* Dataset entries:
****************************************

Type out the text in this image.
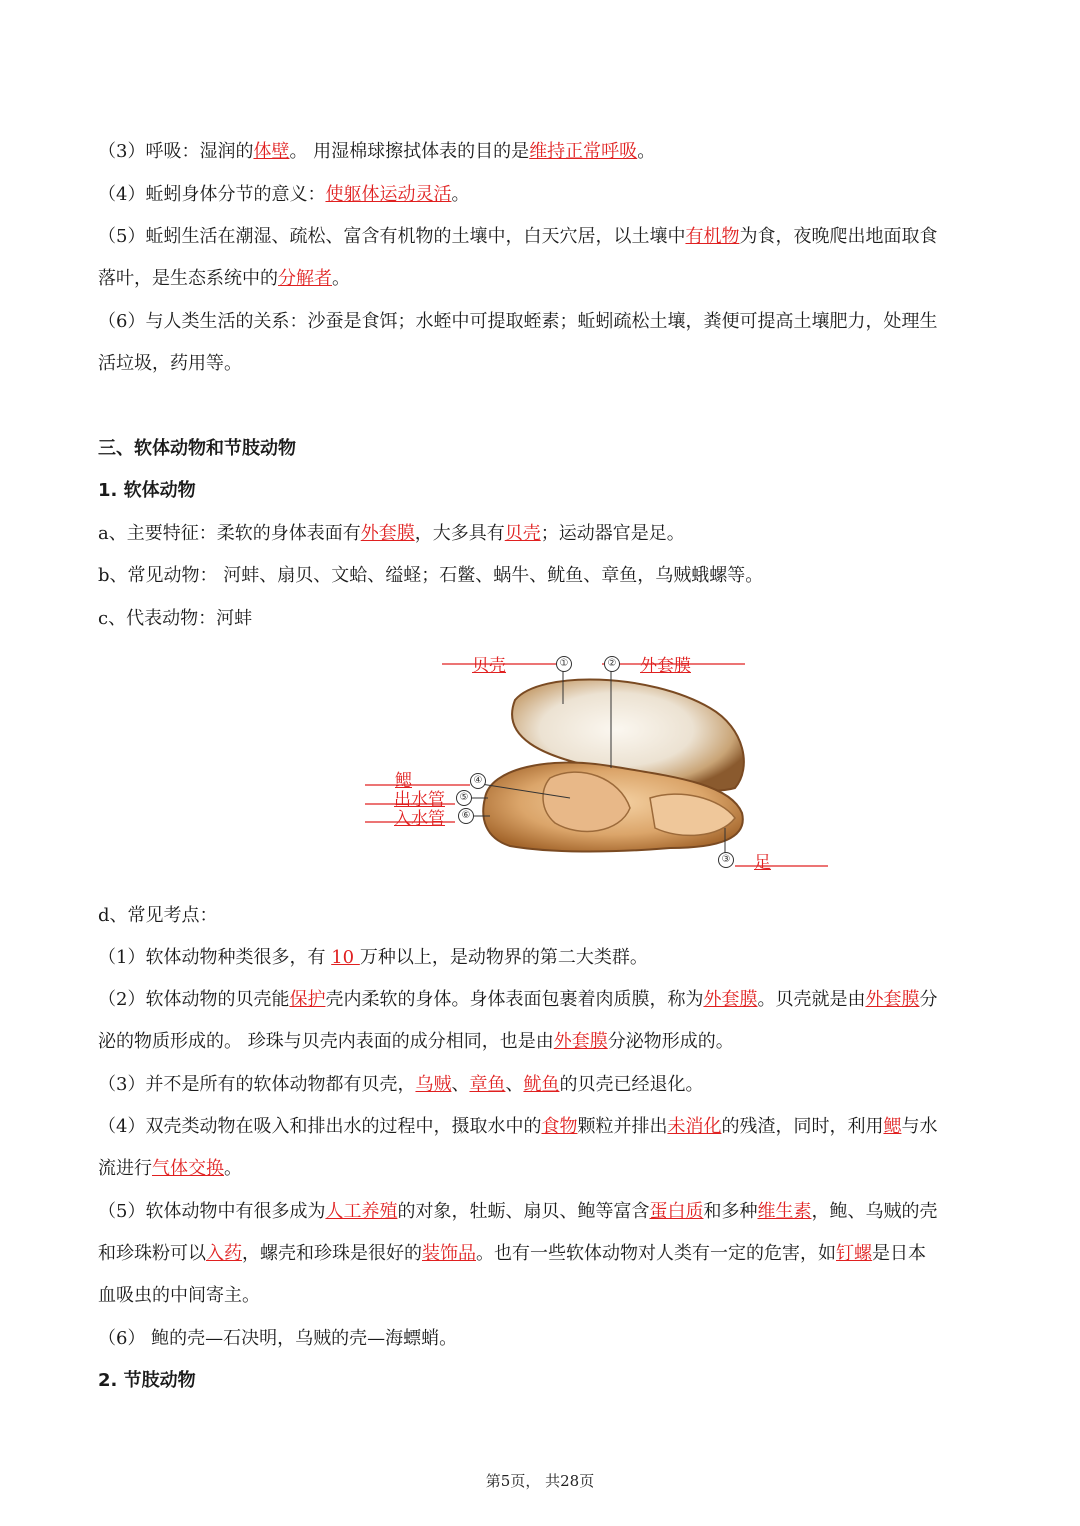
（3）呼吸：湿润的体壁。 用湿棉球擦拭体表的目的是维持正常呼吸。
（4）蚯蚓身体分节的意义：使躯体运动灵活。
（5）蚯蚓生活在潮湿、疏松、富含有机物的土壤中，白天穴居，以土壤中有机物为食，夜晚爬出地面取食
落叶，是生态系统中的分解者。
（6）与人类生活的关系：沙蚕是食饵；水蛭中可提取蛭素；蚯蚓疏松土壤，粪便可提高土壤肥力，处理生
活垃圾，药用等。
三、软体动物和节肢动物
1. 软体动物
a、主要特征：柔软的身体表面有外套膜，大多具有贝壳；运动器官是足。
b、常见动物： 河蚌、扇贝、文蛤、缢蛏；石鳖、蜗牛、鱿鱼、章鱼，乌贼蛾螺等。
c、代表动物：河蚌
贝壳	外套膜
鳃
出水管
入水管
足
①	②
③
④
⑤
⑥
d、常见考点：
（1）软体动物种类很多，有 10 万种以上，是动物界的第二大类群。
（2）软体动物的贝壳能保护壳内柔软的身体。身体表面包裹着肉质膜，称为外套膜。贝壳就是由外套膜分
泌的物质形成的。 珍珠与贝壳内表面的成分相同，也是由外套膜分泌物形成的。
（3）并不是所有的软体动物都有贝壳，乌贼、章鱼、鱿鱼的贝壳已经退化。
（4）双壳类动物在吸入和排出水的过程中，摄取水中的食物颗粒并排出未消化的残渣，同时，利用鳃与水
流进行气体交换。
（5）软体动物中有很多成为人工养殖的对象，牡蛎、扇贝、鲍等富含蛋白质和多种维生素，鲍、乌贼的壳
和珍珠粉可以入药，螺壳和珍珠是很好的装饰品。也有一些软体动物对人类有一定的危害，如钉螺是日本
血吸虫的中间寄主。
（6） 鲍的壳—石决明，乌贼的壳—海螵蛸。
2. 节肢动物
第5页， 共28页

****************************************

Pull out all lines from the listing that contain the string "乌贼的壳".

* SOLUTION FOR THIS EXERCISE:
（5）软体动物中有很多成为人工养殖的对象，牡蛎、扇贝、鲍等富含蛋白质和多种维生素，鲍、乌贼的壳
（6） 鲍的壳—石决明，乌贼的壳—海螵蛸。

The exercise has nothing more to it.